→ SEZIONE DEL DOCUMENTO
-----
Un pezzo di Storia arriva in Romagna (prima nazionale e uniche date in Italia) nell’ambito di una composita collaborazione fra ERT – Emilia Romagna Teatro Fondazione e Compagnia Nazionale dell’Opera di Pechino. Con il salutare effetto, tra gli altri, di porre qualche fonda questione allo sguardo dello spettatore.

Innanzi tutto: di cosa stiamo parlando?

L’Opera di Pechino è una forma teatrale sviluppatasi a partire dal tardo XVIII secolo. Intreccia recitazione, pantomima, musica, canto e danza. È tra le forme di rappresentazione teatrale orientale più conosciute al mondo per la ricchezza dei costumi, l’essenzialità dell’apporto scenografico e la particolare e difficile esecuzione dei performer, cosa che richiede agli attori un duro lavoro di preparazione.
-----
→ CONSEGNA
Trascrivi parola per parola l'intera sezione del documento sull'Opera di Pechino riportata sopra.

→ DATI MOSTRATI
-----
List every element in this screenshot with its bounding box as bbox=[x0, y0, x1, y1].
-----
→ RISPOSTA
Un pezzo di Storia arriva in Romagna (prima nazionale e uniche date in Italia) nell’ambito di una composita collaborazione fra ERT – Emilia Romagna Teatro Fondazione e Compagnia Nazionale dell’Opera di Pechino. Con il salutare effetto, tra gli altri, di porre qualche fonda questione allo sguardo dello spettatore.

Innanzi tutto: di cosa stiamo parlando?

L’Opera di Pechino è una forma teatrale sviluppatasi a partire dal tardo XVIII secolo. Intreccia recitazione, pantomima, musica, canto e danza. È tra le forme di rappresentazione teatrale orientale più conosciute al mondo per la ricchezza dei costumi, l’essenzialità dell’apporto scenografico e la particolare e difficile esecuzione dei performer, cosa che richiede agli attori un duro lavoro di preparazione.